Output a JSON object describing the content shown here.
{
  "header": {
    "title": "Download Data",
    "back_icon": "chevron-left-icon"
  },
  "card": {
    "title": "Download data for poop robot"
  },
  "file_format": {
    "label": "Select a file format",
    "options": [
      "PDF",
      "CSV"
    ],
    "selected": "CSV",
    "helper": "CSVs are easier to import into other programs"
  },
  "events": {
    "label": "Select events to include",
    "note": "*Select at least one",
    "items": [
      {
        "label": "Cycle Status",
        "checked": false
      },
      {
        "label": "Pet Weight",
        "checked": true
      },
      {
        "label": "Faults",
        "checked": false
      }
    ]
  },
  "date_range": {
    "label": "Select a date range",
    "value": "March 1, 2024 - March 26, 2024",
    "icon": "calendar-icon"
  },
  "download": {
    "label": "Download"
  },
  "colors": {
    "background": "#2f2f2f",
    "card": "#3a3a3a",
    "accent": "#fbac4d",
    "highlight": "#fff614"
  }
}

Aim:
Every line above should be printed again exactly as it stands.

Answer in full:
Output a JSON object describing the content shown here.
{
  "header": {
    "title": "Download Data",
    "back_icon": "chevron-left-icon"
  },
  "card": {
    "title": "Download data for poop robot"
  },
  "file_format": {
    "label": "Select a file format",
    "options": [
      "PDF",
      "CSV"
    ],
    "selected": "CSV",
    "helper": "CSVs are easier to import into other programs"
  },
  "events": {
    "label": "Select events to include",
    "note": "*Select at least one",
    "items": [
      {
        "label": "Cycle Status",
        "checked": false
      },
      {
        "label": "Pet Weight",
        "checked": true
      },
      {
        "label": "Faults",
        "checked": false
      }
    ]
  },
  "date_range": {
    "label": "Select a date range",
    "value": "March 1, 2024 - March 26, 2024",
    "icon": "calendar-icon"
  },
  "download": {
    "label": "Download"
  },
  "colors": {
    "background": "#2f2f2f",
    "card": "#3a3a3a",
    "accent": "#fbac4d",
    "highlight": "#fff614"
  }
}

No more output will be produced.